== DIRECTIONS ==
Filter the records below for the word "Files". Copy each line that holds it.

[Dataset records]

(begin)

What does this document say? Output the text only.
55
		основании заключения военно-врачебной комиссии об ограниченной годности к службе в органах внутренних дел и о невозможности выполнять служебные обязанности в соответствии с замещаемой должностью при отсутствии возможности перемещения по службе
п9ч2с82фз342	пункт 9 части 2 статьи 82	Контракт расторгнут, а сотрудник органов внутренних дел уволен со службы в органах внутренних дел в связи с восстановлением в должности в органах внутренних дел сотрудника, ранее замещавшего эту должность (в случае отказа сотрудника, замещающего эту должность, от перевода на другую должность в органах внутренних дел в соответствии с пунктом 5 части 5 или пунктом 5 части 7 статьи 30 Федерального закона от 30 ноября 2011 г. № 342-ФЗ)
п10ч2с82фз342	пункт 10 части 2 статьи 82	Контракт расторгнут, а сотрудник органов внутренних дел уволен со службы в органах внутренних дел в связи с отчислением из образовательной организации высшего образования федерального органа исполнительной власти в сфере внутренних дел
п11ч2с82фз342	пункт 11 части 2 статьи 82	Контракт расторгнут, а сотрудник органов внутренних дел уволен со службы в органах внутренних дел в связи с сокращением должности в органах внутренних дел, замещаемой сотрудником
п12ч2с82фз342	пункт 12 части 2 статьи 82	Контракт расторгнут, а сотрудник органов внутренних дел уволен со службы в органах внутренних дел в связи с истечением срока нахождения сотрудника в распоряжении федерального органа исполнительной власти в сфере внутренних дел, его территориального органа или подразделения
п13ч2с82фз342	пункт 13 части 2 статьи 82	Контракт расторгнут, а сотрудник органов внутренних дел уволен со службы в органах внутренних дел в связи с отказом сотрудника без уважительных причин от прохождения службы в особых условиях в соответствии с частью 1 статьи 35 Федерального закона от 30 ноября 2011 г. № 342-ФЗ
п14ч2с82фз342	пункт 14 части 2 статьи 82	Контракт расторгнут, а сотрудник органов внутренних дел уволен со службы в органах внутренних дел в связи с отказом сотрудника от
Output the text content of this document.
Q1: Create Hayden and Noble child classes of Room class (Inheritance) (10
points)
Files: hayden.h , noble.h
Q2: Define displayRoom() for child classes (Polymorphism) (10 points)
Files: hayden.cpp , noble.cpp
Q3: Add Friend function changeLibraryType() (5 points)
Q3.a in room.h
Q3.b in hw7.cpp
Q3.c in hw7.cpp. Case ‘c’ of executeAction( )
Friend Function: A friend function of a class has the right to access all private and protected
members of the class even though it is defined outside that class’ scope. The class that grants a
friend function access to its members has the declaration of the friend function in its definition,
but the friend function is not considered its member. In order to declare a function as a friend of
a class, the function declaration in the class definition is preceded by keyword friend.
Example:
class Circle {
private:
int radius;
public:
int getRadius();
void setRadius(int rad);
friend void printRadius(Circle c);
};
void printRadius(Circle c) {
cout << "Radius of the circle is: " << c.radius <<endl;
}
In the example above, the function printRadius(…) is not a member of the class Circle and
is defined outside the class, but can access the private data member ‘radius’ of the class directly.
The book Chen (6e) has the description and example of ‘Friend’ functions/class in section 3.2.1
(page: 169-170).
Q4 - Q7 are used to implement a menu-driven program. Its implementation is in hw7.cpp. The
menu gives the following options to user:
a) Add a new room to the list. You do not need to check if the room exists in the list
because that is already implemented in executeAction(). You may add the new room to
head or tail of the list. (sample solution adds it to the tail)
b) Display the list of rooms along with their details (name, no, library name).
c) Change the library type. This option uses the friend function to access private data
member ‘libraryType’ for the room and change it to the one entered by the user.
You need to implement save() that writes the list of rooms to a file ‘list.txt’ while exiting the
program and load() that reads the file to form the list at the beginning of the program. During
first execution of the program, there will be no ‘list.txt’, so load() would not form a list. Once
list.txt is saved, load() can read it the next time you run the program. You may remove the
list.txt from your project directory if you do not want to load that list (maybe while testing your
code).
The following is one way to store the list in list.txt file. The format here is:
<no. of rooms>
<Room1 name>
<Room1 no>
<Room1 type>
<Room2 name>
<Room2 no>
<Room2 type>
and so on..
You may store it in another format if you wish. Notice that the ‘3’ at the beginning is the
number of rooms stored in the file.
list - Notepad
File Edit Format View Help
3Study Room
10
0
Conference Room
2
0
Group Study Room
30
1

(end)

== SOLUTION TO THIS PROBLEM ==
Files: hayden.h , noble.h
Files: hayden.cpp , noble.cpp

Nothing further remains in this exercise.